TASK GOAL: Your task is to copy every line of the records below that contains "Inflation".

DATA TO USE:
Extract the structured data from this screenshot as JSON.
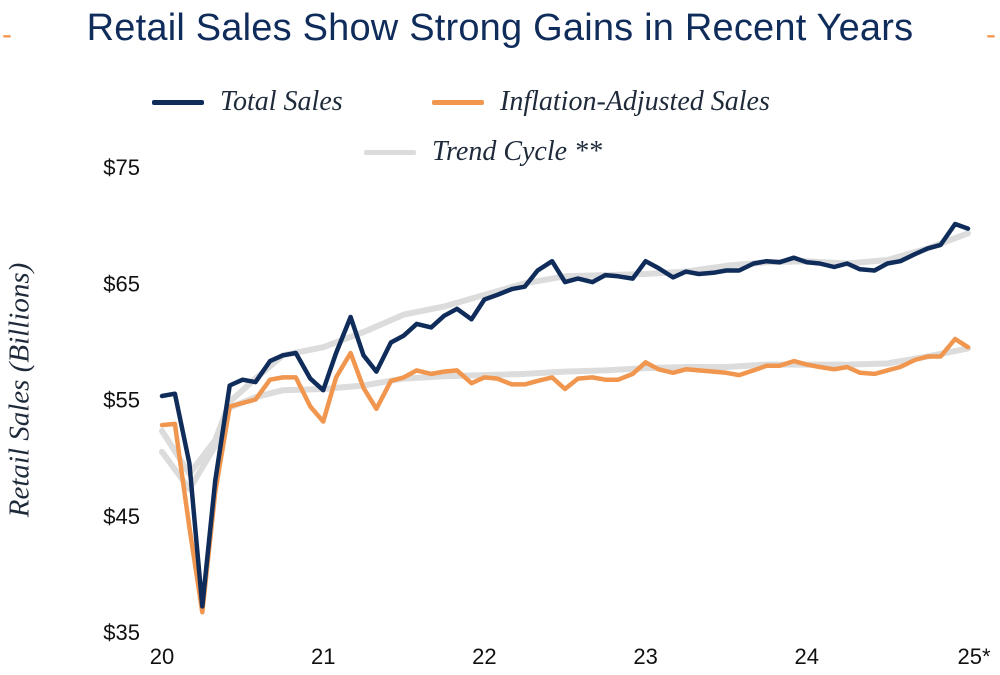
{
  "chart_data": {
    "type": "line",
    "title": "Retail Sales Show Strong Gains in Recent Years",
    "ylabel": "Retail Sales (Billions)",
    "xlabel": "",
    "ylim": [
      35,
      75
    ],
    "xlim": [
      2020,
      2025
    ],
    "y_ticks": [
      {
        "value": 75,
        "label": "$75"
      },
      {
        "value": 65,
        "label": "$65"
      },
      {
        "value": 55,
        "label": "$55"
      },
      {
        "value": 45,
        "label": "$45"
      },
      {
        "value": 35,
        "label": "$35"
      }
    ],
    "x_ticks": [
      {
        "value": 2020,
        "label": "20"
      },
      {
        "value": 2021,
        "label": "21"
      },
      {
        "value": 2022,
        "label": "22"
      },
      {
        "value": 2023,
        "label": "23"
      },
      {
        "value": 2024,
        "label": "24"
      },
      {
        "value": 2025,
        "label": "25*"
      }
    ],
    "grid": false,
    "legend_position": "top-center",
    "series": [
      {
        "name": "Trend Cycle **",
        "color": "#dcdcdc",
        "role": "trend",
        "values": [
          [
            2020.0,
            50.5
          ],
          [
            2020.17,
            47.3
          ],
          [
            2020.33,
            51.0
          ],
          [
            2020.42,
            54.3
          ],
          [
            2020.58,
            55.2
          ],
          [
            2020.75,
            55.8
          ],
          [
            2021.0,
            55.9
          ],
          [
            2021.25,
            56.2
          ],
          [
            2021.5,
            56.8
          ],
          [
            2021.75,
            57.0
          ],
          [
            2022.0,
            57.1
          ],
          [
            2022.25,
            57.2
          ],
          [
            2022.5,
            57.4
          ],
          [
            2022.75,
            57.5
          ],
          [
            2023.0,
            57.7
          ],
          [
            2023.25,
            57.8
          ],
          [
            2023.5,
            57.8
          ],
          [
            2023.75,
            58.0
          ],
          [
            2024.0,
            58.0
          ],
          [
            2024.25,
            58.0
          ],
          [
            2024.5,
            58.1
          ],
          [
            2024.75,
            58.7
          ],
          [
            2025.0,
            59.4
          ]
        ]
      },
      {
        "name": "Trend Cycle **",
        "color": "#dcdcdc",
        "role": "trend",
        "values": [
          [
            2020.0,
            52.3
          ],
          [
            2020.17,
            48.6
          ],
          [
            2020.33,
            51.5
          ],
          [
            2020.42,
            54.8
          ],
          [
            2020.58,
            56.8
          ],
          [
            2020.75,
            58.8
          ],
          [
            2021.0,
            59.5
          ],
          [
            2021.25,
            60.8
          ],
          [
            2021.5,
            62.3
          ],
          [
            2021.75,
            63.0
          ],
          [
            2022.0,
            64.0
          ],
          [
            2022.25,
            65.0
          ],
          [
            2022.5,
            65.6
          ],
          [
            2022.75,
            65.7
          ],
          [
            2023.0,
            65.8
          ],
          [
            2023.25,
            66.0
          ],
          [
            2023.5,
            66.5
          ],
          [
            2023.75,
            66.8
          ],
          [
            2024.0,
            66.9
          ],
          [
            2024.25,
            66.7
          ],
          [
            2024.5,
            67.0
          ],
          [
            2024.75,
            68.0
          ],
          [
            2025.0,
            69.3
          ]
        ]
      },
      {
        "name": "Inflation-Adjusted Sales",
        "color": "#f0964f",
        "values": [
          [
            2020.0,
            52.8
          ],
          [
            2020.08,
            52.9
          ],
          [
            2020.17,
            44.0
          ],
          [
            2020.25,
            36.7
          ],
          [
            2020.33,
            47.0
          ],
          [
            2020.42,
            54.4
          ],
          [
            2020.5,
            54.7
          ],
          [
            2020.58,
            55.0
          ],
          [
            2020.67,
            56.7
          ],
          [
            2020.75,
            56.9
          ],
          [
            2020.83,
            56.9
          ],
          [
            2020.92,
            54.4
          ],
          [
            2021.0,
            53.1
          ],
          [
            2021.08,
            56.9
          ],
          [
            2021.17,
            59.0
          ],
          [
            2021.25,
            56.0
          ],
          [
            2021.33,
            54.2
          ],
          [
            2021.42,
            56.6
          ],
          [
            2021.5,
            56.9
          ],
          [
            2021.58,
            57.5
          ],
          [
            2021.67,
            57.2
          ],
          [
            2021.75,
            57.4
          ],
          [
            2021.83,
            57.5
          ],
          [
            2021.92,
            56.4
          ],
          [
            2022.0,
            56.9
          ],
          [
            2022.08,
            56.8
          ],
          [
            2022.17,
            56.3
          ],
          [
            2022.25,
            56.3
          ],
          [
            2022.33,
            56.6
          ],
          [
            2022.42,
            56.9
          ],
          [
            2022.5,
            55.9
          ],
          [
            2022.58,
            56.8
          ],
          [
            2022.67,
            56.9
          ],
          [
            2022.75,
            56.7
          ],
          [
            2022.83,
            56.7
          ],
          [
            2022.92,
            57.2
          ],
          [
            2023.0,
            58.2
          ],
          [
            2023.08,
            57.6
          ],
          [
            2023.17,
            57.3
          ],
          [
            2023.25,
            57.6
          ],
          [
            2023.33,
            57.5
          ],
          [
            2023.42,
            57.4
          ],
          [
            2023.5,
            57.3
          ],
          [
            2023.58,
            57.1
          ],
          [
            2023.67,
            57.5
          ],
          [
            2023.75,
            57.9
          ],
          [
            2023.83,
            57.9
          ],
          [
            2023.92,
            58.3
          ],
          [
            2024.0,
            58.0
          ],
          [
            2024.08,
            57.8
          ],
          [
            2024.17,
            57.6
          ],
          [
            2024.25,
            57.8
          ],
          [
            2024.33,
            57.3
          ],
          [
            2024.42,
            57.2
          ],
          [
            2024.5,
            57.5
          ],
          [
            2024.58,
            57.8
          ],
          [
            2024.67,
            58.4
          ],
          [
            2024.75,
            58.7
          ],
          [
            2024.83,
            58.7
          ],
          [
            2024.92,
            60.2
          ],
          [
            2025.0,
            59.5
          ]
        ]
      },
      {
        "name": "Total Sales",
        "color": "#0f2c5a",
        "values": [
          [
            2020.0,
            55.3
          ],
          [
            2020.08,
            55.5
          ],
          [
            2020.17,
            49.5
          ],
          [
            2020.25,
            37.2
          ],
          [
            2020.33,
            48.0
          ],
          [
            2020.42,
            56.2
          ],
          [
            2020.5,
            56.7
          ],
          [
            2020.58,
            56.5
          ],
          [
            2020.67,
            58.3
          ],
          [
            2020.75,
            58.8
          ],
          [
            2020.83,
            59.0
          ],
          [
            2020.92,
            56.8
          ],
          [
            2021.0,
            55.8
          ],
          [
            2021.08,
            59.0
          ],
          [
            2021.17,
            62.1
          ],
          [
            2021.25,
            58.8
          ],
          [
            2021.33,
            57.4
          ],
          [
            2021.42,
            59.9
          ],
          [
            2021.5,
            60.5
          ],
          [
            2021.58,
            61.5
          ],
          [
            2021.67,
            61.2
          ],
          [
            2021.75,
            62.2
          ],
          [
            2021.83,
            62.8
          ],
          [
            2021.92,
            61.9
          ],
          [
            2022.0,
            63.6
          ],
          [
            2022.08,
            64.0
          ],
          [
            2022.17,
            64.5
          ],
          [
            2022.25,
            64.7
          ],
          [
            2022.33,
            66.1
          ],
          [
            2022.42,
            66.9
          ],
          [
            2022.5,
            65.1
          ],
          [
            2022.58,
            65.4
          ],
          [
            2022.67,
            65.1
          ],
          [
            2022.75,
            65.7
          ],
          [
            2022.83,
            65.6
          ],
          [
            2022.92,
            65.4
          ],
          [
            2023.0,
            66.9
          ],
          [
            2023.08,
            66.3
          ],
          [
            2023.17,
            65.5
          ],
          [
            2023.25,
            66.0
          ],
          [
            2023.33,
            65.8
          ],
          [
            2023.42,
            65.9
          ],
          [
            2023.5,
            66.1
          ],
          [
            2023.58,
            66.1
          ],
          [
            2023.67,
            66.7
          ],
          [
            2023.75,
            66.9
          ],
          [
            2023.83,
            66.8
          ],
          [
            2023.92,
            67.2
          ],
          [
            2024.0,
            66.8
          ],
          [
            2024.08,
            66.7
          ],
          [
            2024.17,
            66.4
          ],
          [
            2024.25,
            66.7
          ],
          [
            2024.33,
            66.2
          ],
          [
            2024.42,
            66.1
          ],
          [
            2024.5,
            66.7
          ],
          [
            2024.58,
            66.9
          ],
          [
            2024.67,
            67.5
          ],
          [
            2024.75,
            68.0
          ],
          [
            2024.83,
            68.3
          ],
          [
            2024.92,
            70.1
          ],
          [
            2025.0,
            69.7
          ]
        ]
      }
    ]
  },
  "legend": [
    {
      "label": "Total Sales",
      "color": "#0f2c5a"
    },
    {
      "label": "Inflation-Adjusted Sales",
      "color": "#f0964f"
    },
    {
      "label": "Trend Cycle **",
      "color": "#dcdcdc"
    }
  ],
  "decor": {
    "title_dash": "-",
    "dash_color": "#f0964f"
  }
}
==
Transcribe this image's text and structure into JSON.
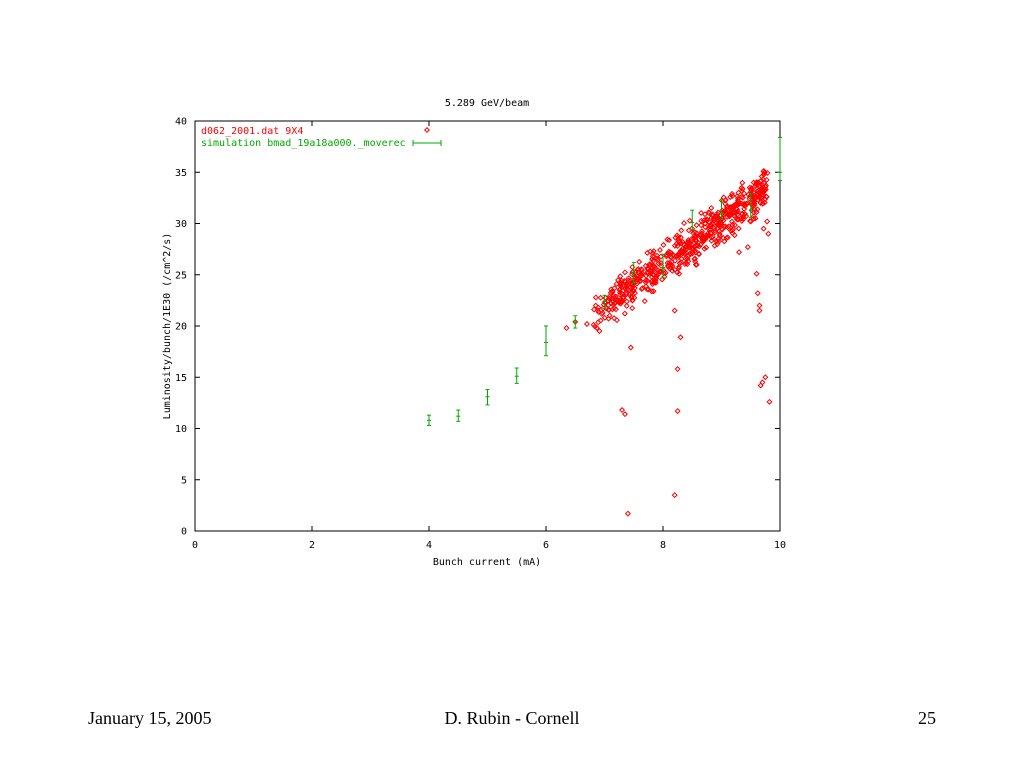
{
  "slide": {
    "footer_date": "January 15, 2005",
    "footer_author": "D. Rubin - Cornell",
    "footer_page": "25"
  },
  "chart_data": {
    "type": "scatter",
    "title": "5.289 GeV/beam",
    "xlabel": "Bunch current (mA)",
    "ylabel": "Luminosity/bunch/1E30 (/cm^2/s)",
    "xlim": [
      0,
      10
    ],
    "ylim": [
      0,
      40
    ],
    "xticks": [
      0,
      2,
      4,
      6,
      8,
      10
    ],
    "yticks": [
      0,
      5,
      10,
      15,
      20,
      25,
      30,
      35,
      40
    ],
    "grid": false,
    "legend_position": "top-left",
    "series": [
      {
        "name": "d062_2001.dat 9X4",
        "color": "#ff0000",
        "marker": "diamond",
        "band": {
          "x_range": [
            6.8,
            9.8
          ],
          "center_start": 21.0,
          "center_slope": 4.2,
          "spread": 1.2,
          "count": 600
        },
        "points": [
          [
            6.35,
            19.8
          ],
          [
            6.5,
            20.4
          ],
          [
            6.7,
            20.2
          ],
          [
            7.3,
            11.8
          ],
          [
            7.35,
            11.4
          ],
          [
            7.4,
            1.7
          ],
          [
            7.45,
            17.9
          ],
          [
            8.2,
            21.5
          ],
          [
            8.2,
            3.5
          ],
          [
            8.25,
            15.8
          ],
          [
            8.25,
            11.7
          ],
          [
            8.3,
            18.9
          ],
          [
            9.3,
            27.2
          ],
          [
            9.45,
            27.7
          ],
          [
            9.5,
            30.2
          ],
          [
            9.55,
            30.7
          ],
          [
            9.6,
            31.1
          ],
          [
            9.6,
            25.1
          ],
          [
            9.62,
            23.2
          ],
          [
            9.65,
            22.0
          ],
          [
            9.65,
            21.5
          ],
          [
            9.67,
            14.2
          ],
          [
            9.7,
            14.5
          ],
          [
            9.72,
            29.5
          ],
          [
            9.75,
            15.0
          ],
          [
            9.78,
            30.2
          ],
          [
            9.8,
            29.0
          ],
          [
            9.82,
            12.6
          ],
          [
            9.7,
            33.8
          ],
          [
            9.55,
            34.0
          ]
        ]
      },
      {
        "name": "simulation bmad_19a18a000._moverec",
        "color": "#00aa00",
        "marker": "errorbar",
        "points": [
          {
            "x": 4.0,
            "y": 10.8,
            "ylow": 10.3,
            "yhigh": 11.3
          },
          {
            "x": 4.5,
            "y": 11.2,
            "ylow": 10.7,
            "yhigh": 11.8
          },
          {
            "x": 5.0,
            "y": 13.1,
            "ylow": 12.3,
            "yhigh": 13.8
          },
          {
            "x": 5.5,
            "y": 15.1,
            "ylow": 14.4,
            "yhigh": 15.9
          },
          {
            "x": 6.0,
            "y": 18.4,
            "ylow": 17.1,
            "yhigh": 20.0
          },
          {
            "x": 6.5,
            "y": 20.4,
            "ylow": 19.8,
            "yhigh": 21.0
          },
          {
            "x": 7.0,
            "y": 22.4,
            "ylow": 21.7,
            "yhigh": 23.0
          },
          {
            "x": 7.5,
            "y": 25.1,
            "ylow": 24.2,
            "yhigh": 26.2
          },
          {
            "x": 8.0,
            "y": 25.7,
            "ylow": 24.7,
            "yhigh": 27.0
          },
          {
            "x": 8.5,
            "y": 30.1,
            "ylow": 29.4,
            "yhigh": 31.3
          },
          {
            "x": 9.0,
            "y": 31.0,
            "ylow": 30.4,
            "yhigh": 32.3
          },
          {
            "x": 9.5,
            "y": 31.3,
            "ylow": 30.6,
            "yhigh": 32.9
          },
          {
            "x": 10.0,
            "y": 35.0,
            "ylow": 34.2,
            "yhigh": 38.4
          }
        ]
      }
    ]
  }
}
---
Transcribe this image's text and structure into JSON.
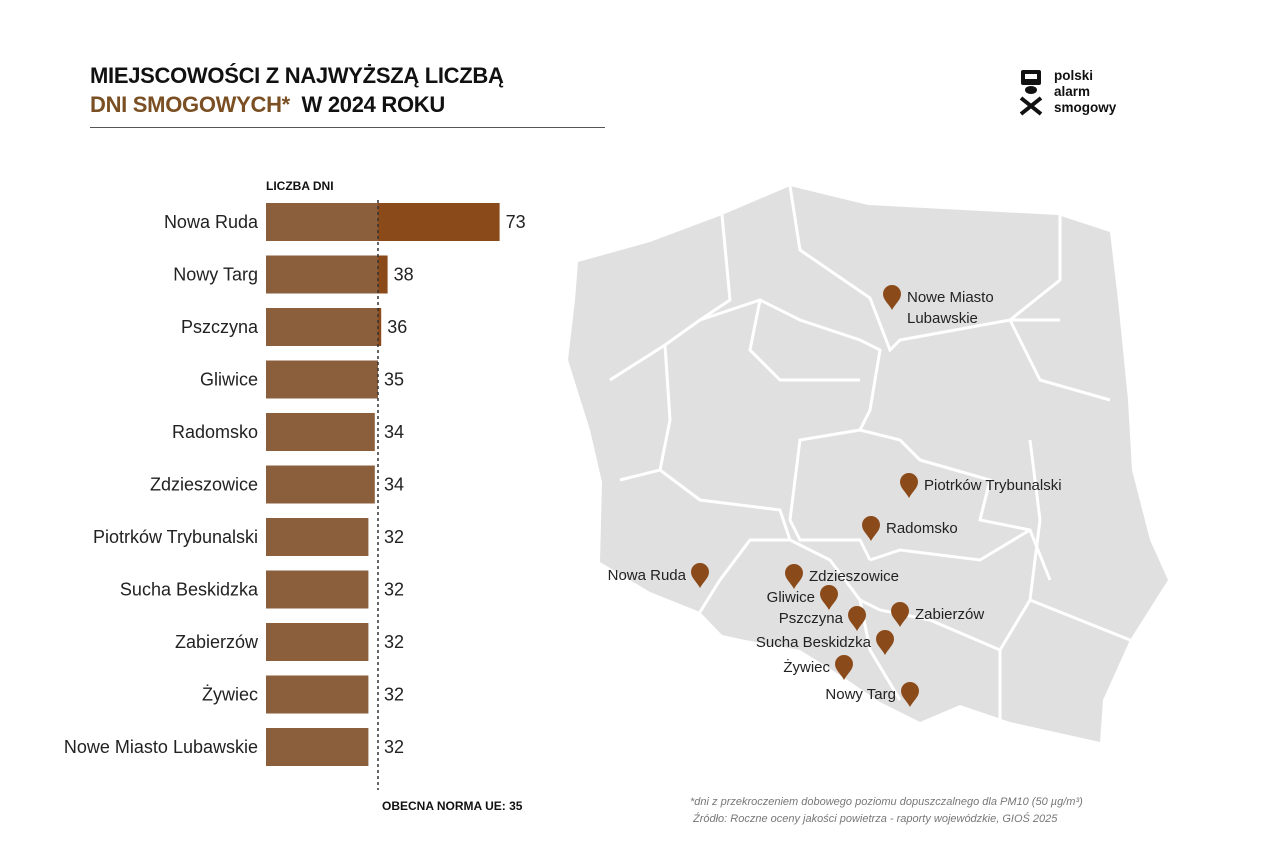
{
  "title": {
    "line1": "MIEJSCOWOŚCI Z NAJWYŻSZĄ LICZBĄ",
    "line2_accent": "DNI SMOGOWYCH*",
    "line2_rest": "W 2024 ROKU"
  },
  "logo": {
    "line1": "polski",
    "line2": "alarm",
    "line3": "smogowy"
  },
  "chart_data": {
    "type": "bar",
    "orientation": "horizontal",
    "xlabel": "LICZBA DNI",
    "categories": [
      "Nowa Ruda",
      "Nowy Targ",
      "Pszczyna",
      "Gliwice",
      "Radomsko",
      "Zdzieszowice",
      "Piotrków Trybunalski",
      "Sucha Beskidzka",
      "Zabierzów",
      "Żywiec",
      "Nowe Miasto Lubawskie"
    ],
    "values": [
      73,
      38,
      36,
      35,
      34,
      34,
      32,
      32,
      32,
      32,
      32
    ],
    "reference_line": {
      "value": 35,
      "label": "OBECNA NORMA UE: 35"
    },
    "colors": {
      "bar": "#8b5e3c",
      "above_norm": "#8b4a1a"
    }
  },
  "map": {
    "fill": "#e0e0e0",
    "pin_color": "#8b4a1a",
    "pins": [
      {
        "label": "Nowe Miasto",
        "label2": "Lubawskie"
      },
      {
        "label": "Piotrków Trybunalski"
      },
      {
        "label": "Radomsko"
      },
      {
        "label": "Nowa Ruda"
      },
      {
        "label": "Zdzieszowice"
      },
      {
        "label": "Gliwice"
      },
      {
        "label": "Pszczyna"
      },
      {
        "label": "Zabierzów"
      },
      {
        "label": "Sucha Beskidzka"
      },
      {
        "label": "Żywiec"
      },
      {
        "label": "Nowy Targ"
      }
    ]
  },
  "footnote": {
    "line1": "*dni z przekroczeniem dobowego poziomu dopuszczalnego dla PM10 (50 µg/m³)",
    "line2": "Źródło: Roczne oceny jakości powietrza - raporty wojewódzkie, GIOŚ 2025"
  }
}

TASK RESULT:
        "name": "Inflation-Adjusted Sales",
      "label": "Inflation-Adjusted Sales",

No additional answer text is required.